### PROBLEM REQUIREMENTS
Scan the lines below for the string "form" and report how many lines contain it, giving only the number.

### Recorded data
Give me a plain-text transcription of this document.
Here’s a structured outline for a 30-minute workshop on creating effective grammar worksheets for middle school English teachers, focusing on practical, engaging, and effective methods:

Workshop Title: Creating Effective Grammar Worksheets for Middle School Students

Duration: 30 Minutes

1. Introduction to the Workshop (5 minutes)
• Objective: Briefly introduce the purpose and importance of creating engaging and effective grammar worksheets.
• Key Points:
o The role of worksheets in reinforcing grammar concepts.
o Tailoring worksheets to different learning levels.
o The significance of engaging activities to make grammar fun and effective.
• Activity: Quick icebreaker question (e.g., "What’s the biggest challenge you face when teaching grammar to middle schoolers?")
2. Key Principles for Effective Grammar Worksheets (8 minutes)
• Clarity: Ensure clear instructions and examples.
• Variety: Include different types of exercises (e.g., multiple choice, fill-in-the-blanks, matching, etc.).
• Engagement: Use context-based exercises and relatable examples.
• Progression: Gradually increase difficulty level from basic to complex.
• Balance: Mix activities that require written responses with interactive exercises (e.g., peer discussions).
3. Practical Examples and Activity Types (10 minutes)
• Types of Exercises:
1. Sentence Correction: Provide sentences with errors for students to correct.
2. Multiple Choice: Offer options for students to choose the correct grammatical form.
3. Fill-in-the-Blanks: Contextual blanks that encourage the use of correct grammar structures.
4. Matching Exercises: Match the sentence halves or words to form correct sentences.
--
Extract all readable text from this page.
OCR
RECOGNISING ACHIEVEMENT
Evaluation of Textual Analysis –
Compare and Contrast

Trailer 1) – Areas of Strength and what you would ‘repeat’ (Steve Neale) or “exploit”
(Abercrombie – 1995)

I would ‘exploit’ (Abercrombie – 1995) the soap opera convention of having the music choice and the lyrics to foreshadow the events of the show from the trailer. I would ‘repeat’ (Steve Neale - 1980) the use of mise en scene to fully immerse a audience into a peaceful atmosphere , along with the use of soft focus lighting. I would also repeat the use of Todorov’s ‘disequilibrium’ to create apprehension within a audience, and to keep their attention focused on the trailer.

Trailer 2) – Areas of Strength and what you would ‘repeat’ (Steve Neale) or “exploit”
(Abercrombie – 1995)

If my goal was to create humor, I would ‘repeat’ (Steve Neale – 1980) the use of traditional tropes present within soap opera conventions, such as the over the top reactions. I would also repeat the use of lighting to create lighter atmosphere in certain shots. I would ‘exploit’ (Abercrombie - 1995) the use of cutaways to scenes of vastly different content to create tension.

### RESULT
2